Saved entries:

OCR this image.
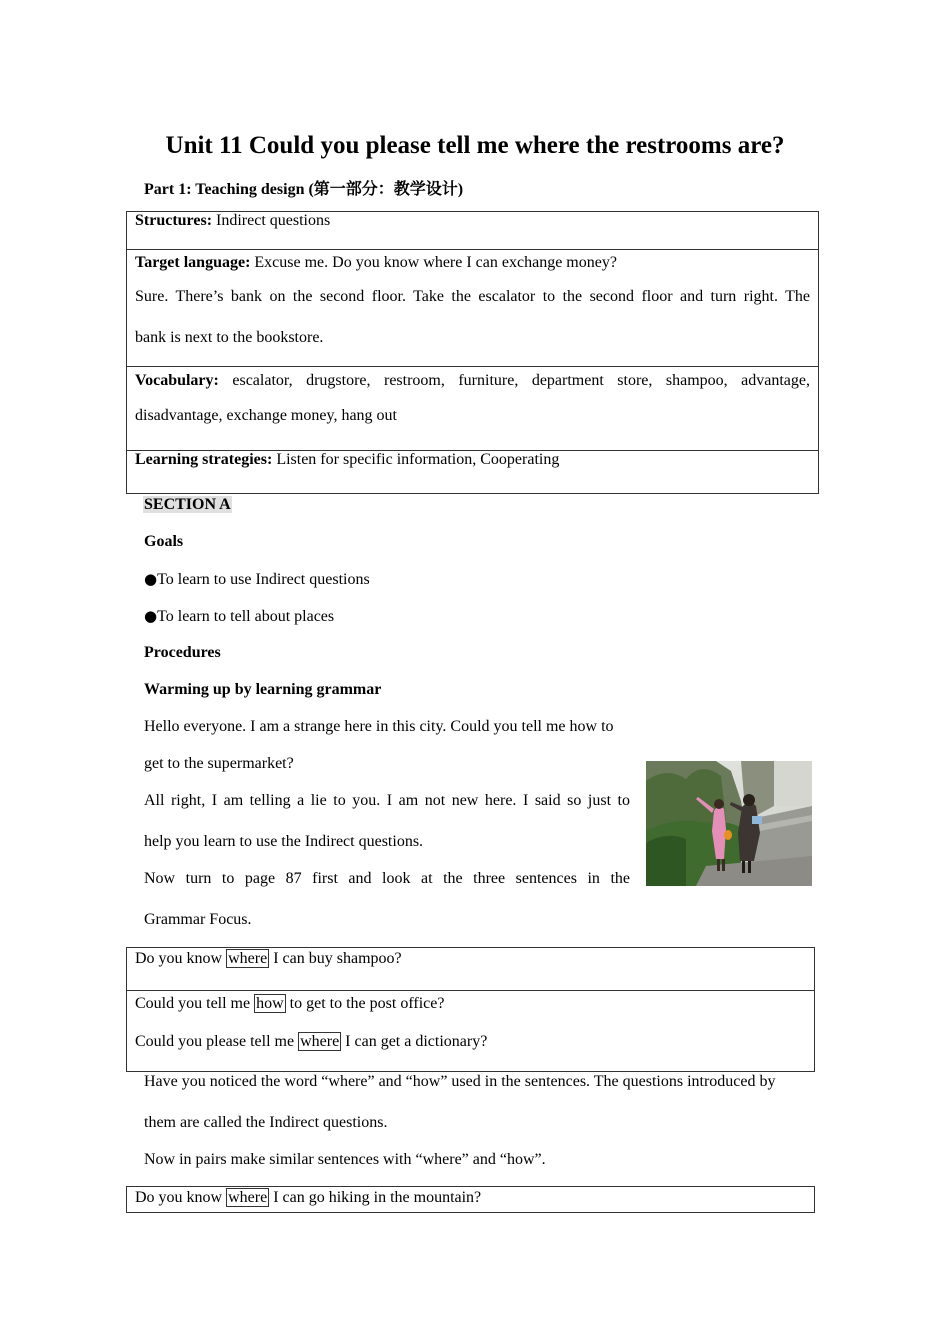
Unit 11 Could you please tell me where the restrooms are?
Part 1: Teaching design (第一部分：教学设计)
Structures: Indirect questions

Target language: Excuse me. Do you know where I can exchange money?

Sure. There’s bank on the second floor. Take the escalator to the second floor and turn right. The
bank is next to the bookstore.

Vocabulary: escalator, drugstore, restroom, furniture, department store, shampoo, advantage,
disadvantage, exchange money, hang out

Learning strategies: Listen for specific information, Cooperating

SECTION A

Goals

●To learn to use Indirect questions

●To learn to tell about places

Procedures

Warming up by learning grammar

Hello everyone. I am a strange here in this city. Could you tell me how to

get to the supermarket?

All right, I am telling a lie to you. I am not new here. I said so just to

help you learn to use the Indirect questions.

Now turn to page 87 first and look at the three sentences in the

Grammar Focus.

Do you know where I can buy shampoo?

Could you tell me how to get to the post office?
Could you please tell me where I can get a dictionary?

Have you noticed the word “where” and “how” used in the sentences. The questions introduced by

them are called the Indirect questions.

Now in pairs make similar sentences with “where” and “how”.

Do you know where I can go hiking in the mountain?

▶ **THE REQUEST**
Look through the entries above and list every line containing "shampoo".

▶ **RESULT OF THIS TASK**
Vocabulary: escalator, drugstore, restroom, furniture, department store, shampoo, advantage,
Do you know where I can buy shampoo?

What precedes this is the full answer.